-- START --
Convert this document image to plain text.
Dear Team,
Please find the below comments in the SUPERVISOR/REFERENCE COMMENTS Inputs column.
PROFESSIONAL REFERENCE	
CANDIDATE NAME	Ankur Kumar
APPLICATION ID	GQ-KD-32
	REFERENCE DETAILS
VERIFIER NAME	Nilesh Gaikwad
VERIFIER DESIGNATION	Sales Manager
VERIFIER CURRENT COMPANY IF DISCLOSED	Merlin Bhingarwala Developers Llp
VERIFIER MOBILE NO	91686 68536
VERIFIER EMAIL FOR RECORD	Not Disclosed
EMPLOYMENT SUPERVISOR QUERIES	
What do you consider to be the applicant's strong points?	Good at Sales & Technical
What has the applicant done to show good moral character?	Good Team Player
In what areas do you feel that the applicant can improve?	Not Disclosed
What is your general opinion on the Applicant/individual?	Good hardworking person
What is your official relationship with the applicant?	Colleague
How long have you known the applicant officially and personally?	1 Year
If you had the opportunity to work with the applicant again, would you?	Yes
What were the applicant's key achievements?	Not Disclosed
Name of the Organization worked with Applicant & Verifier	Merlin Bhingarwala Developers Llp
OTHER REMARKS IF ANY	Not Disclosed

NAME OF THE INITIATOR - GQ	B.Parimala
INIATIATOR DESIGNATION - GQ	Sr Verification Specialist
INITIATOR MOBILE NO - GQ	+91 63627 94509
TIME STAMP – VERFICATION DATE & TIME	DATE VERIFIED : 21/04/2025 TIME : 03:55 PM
-- END --
-- START --
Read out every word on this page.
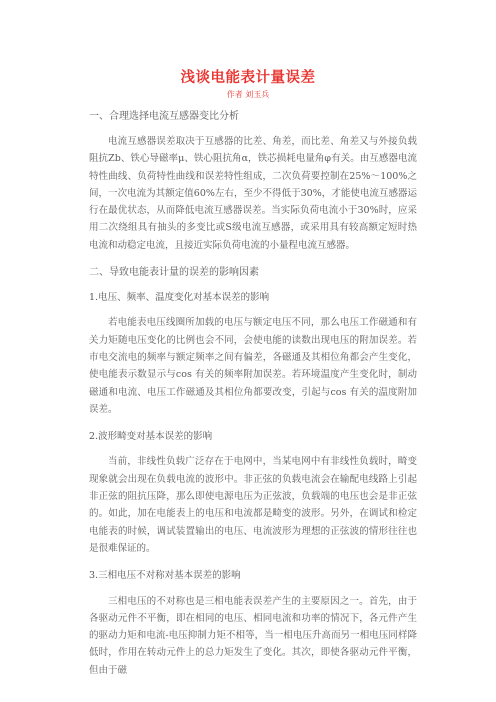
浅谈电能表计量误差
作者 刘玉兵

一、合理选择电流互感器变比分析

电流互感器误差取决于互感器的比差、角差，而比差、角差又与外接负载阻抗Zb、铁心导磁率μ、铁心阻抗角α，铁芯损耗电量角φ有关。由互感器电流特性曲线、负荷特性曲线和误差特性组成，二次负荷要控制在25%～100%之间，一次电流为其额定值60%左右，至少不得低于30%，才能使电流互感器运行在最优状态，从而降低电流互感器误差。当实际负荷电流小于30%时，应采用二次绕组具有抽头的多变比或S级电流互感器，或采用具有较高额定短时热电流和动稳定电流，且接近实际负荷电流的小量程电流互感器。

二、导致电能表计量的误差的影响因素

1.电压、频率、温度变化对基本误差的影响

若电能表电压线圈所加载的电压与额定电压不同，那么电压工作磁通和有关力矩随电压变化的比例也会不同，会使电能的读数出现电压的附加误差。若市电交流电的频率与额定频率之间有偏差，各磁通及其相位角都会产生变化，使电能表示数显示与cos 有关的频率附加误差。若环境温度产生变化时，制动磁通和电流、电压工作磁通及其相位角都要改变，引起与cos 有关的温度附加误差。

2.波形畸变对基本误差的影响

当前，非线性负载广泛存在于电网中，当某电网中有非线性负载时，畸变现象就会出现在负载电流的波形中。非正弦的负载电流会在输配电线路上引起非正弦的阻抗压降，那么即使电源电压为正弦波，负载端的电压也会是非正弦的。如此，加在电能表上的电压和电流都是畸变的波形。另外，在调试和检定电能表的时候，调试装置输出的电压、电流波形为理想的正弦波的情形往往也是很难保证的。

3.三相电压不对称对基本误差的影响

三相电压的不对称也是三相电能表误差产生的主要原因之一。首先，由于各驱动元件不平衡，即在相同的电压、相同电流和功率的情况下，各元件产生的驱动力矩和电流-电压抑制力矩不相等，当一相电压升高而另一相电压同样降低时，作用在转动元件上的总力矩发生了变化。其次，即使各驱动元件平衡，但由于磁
-- END --
-- START --
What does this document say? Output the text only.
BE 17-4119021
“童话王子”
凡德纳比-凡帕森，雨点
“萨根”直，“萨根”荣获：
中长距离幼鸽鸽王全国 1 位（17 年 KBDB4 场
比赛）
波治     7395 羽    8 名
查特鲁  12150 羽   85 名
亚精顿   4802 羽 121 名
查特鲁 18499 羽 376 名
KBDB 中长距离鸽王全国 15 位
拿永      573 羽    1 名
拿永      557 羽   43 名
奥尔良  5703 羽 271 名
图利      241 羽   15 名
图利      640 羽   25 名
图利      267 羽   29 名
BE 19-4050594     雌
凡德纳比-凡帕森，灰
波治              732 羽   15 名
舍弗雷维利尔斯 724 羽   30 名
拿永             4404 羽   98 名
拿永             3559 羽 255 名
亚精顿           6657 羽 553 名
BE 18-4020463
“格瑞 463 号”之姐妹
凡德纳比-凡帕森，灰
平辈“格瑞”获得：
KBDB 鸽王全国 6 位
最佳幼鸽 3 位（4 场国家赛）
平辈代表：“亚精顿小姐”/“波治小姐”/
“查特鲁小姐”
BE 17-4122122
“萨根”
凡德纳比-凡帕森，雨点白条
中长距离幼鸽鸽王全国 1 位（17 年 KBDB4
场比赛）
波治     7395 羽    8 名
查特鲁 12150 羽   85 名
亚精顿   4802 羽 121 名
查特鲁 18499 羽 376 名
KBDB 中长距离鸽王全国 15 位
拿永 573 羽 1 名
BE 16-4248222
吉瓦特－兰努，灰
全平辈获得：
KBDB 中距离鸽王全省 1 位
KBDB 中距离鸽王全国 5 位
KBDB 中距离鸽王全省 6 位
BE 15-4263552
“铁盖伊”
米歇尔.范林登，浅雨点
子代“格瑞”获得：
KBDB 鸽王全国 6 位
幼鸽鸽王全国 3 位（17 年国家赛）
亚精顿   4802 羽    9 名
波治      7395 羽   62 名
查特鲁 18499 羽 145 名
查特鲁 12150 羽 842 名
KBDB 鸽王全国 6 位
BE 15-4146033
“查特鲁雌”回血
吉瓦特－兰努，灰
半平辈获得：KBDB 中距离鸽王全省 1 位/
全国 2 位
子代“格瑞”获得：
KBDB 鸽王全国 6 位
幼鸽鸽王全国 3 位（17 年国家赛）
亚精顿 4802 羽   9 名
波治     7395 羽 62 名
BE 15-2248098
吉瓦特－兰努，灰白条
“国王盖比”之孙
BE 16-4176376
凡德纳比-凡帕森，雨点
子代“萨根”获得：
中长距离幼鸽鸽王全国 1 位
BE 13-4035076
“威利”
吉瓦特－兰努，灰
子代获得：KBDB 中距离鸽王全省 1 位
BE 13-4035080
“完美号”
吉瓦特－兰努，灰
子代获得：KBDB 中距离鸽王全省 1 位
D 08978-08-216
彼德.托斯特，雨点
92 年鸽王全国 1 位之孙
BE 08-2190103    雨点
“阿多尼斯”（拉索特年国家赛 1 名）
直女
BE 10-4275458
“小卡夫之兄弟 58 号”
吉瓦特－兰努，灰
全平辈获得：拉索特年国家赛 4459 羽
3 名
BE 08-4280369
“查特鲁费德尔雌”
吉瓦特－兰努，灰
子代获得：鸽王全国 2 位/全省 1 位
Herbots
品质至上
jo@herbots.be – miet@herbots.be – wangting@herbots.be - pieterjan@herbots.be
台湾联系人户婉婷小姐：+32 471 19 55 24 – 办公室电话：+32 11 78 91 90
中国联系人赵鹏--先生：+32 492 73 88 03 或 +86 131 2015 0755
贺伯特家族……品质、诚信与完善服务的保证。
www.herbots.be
-- END --
WHAT YOU SHOULD DO: Determine how many lines of the data contain the word "Good", and reply with that number only.

WRITTEN SOLUTION: 3